● What is required: Write the entries below out again exactly; any picture in them stays out.
┌─ Supplied data
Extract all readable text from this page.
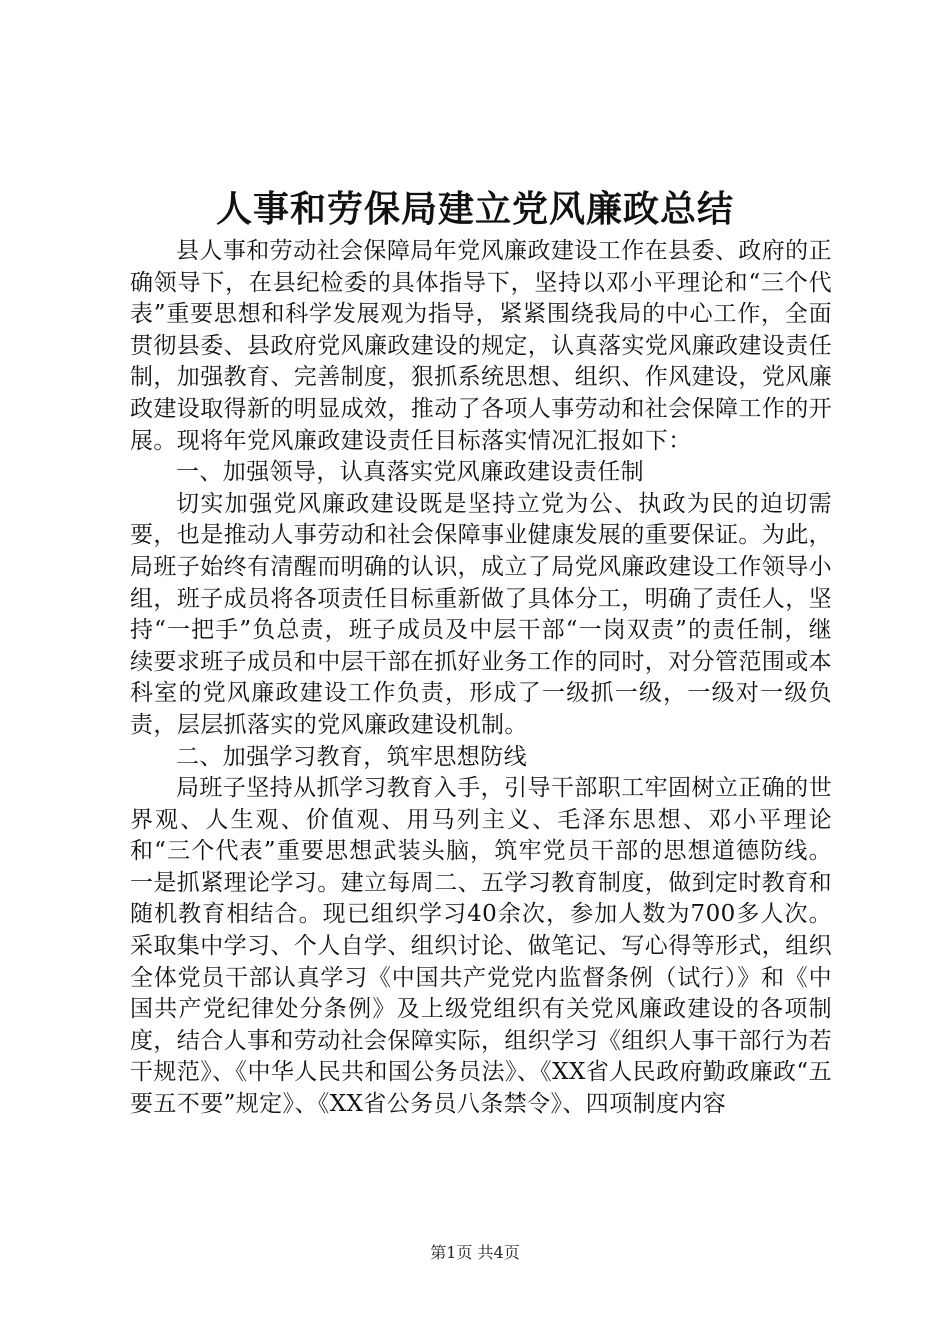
人事和劳保局建立党风廉政总结

县人事和劳动社会保障局年党风廉政建设工作在县委、政府的正确领导下，在县纪检委的具体指导下，坚持以邓小平理论和“三个代表”重要思想和科学发展观为指导，紧紧围绕我局的中心工作，全面贯彻县委、县政府党风廉政建设的规定，认真落实党风廉政建设责任制，加强教育、完善制度，狠抓系统思想、组织、作风建设，党风廉政建设取得新的明显成效，推动了各项人事劳动和社会保障工作的开展。现将年党风廉政建设责任目标落实情况汇报如下：

一、加强领导，认真落实党风廉政建设责任制

切实加强党风廉政建设既是坚持立党为公、执政为民的迫切需要，也是推动人事劳动和社会保障事业健康发展的重要保证。为此，局班子始终有清醒而明确的认识，成立了局党风廉政建设工作领导小组，班子成员将各项责任目标重新做了具体分工，明确了责任人，坚持“一把手”负总责，班子成员及中层干部“一岗双责”的责任制，继续要求班子成员和中层干部在抓好业务工作的同时，对分管范围或本科室的党风廉政建设工作负责，形成了一级抓一级，一级对一级负责，层层抓落实的党风廉政建设机制。

二、加强学习教育，筑牢思想防线

局班子坚持从抓学习教育入手，引导干部职工牢固树立正确的世界观、人生观、价值观、用马列主义、毛泽东思想、邓小平理论和“三个代表”重要思想武装头脑，筑牢党员干部的思想道德防线。一是抓紧理论学习。建立每周二、五学习教育制度，做到定时教育和随机教育相结合。现已组织学习40余次，参加人数为700多人次。采取集中学习、个人自学、组织讨论、做笔记、写心得等形式，组织全体党员干部认真学习《中国共产党党内监督条例（试行）》和《中国共产党纪律处分条例》及上级党组织有关党风廉政建设的各项制度，结合人事和劳动社会保障实际，组织学习《组织人事干部行为若干规范》、《中华人民共和国公务员法》、《XX省人民政府勤政廉政“五要五不要”规定》、《XX省公务员八条禁令》、四项制度内容

第1页 共4页
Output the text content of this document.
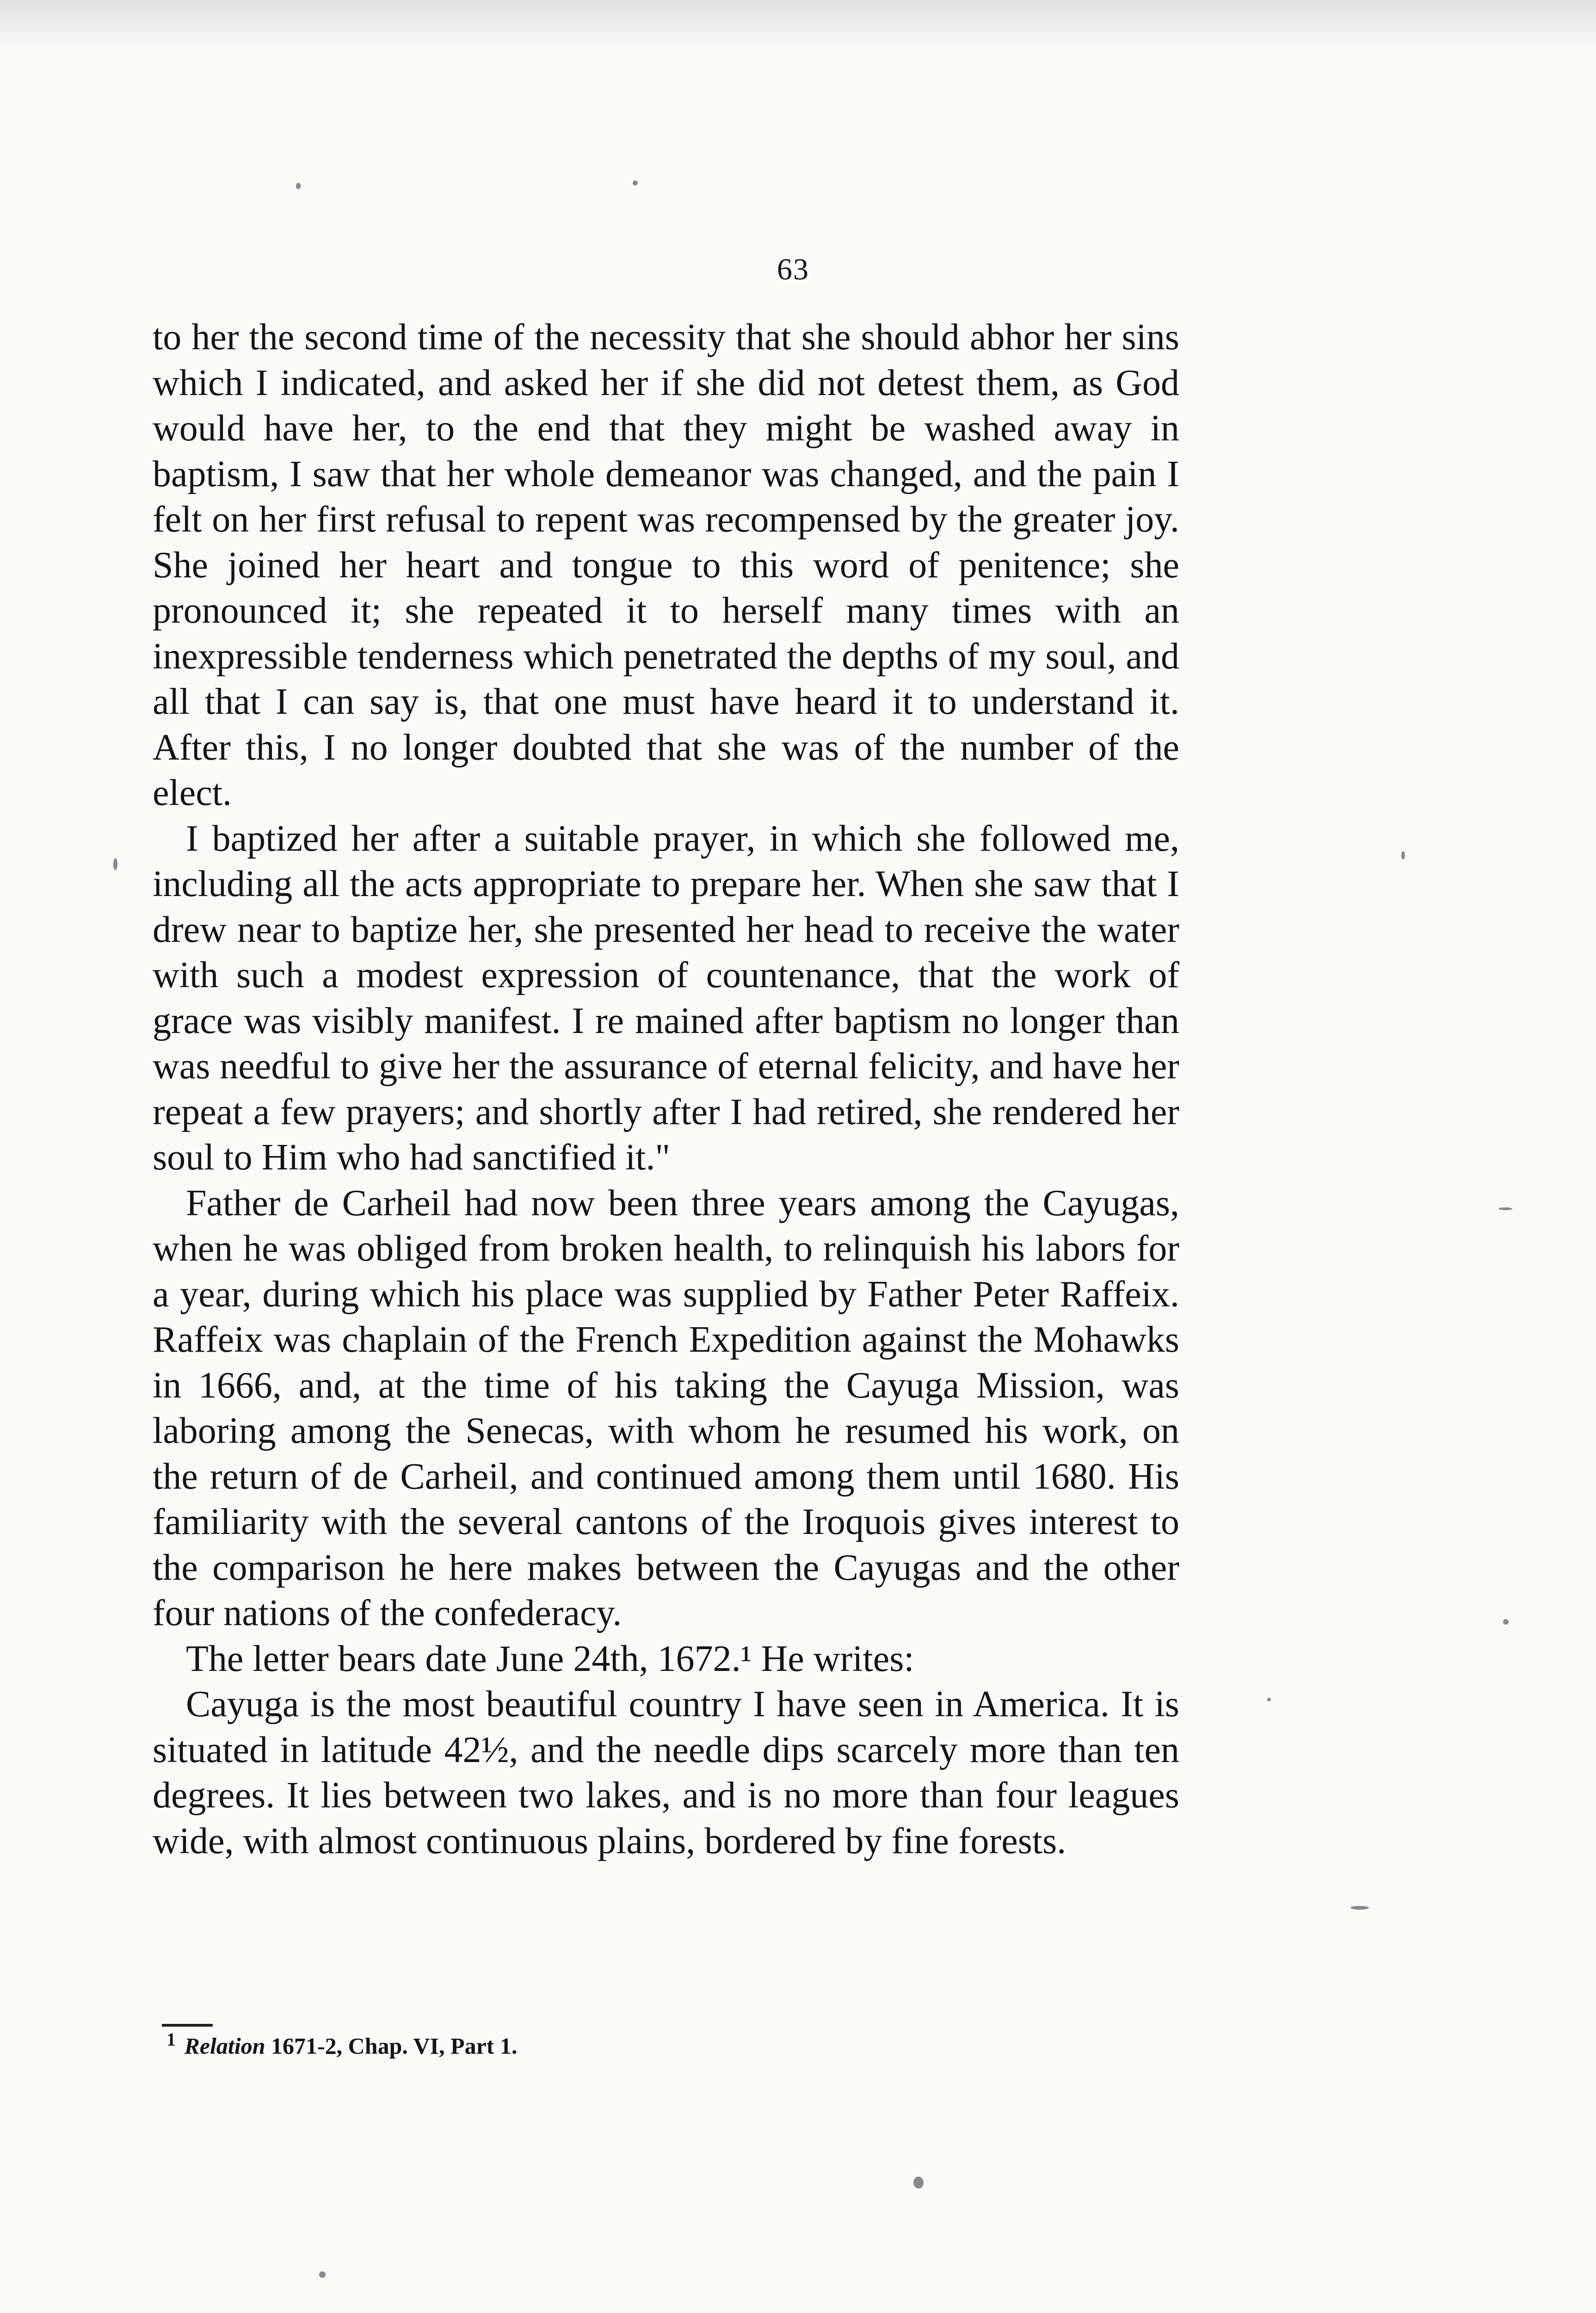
63

to her the second time of the necessity that she should abhor her sins which I indicated, and asked her if she did not detest them, as God would have her, to the end that they might be washed away in baptism, I saw that her whole demeanor was changed, and the pain I felt on her first refusal to repent was recompensed by the greater joy. She joined her heart and tongue to this word of penitence; she pronounced it; she repeated it to herself many times with an inexpressible tenderness which penetrated the depths of my soul, and all that I can say is, that one must have heard it to understand it. After this, I no longer doubted that she was of the number of the elect.

I baptized her after a suitable prayer, in which she followed me, including all the acts appropriate to prepare her. When she saw that I drew near to baptize her, she presented her head to receive the water with such a modest expression of countenance, that the work of grace was visibly manifest. I re mained after baptism no longer than was needful to give her the assurance of eternal felicity, and have her repeat a few prayers; and shortly after I had retired, she rendered her soul to Him who had sanctified it."

Father de Carheil had now been three years among the Cayugas, when he was obliged from broken health, to relinquish his labors for a year, during which his place was supplied by Father Peter Raffeix. Raffeix was chaplain of the French Expedition against the Mohawks in 1666, and, at the time of his taking the Cayuga Mission, was laboring among the Senecas, with whom he resumed his work, on the return of de Carheil, and continued among them until 1680. His familiarity with the several cantons of the Iroquois gives interest to the comparison he here makes between the Cayugas and the other four nations of the confederacy.

The letter bears date June 24th, 1672.¹ He writes:

Cayuga is the most beautiful country I have seen in America. It is situated in latitude 42½, and the needle dips scarcely more than ten degrees. It lies between two lakes, and is no more than four leagues wide, with almost continuous plains, bordered by fine forests.

$^1$ Relation 1671-2, Chap. VI, Part 1.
└─
● Solution for this problem:
Extract all readable text from this page.
人事和劳保局建立党风廉政总结

县人事和劳动社会保障局年党风廉政建设工作在县委、政府的正确领导下，在县纪检委的具体指导下，坚持以邓小平理论和“三个代表”重要思想和科学发展观为指导，紧紧围绕我局的中心工作，全面贯彻县委、县政府党风廉政建设的规定，认真落实党风廉政建设责任制，加强教育、完善制度，狠抓系统思想、组织、作风建设，党风廉政建设取得新的明显成效，推动了各项人事劳动和社会保障工作的开展。现将年党风廉政建设责任目标落实情况汇报如下：

一、加强领导，认真落实党风廉政建设责任制

切实加强党风廉政建设既是坚持立党为公、执政为民的迫切需要，也是推动人事劳动和社会保障事业健康发展的重要保证。为此，局班子始终有清醒而明确的认识，成立了局党风廉政建设工作领导小组，班子成员将各项责任目标重新做了具体分工，明确了责任人，坚持“一把手”负总责，班子成员及中层干部“一岗双责”的责任制，继续要求班子成员和中层干部在抓好业务工作的同时，对分管范围或本科室的党风廉政建设工作负责，形成了一级抓一级，一级对一级负责，层层抓落实的党风廉政建设机制。

二、加强学习教育，筑牢思想防线

局班子坚持从抓学习教育入手，引导干部职工牢固树立正确的世界观、人生观、价值观、用马列主义、毛泽东思想、邓小平理论和“三个代表”重要思想武装头脑，筑牢党员干部的思想道德防线。一是抓紧理论学习。建立每周二、五学习教育制度，做到定时教育和随机教育相结合。现已组织学习40余次，参加人数为700多人次。采取集中学习、个人自学、组织讨论、做笔记、写心得等形式，组织全体党员干部认真学习《中国共产党党内监督条例（试行）》和《中国共产党纪律处分条例》及上级党组织有关党风廉政建设的各项制度，结合人事和劳动社会保障实际，组织学习《组织人事干部行为若干规范》、《中华人民共和国公务员法》、《XX省人民政府勤政廉政“五要五不要”规定》、《XX省公务员八条禁令》、四项制度内容

第1页 共4页
Output the text content of this document.
63

to her the second time of the necessity that she should abhor her sins which I indicated, and asked her if she did not detest them, as God would have her, to the end that they might be washed away in baptism, I saw that her whole demeanor was changed, and the pain I felt on her first refusal to repent was recompensed by the greater joy. She joined her heart and tongue to this word of penitence; she pronounced it; she repeated it to herself many times with an inexpressible tenderness which penetrated the depths of my soul, and all that I can say is, that one must have heard it to understand it. After this, I no longer doubted that she was of the number of the elect.

I baptized her after a suitable prayer, in which she followed me, including all the acts appropriate to prepare her. When she saw that I drew near to baptize her, she presented her head to receive the water with such a modest expression of countenance, that the work of grace was visibly manifest. I re mained after baptism no longer than was needful to give her the assurance of eternal felicity, and have her repeat a few prayers; and shortly after I had retired, she rendered her soul to Him who had sanctified it."

Father de Carheil had now been three years among the Cayugas, when he was obliged from broken health, to relinquish his labors for a year, during which his place was supplied by Father Peter Raffeix. Raffeix was chaplain of the French Expedition against the Mohawks in 1666, and, at the time of his taking the Cayuga Mission, was laboring among the Senecas, with whom he resumed his work, on the return of de Carheil, and continued among them until 1680. His familiarity with the several cantons of the Iroquois gives interest to the comparison he here makes between the Cayugas and the other four nations of the confederacy.

The letter bears date June 24th, 1672.¹ He writes:

Cayuga is the most beautiful country I have seen in America. It is situated in latitude 42½, and the needle dips scarcely more than ten degrees. It lies between two lakes, and is no more than four leagues wide, with almost continuous plains, bordered by fine forests.

$^1$ Relation 1671-2, Chap. VI, Part 1.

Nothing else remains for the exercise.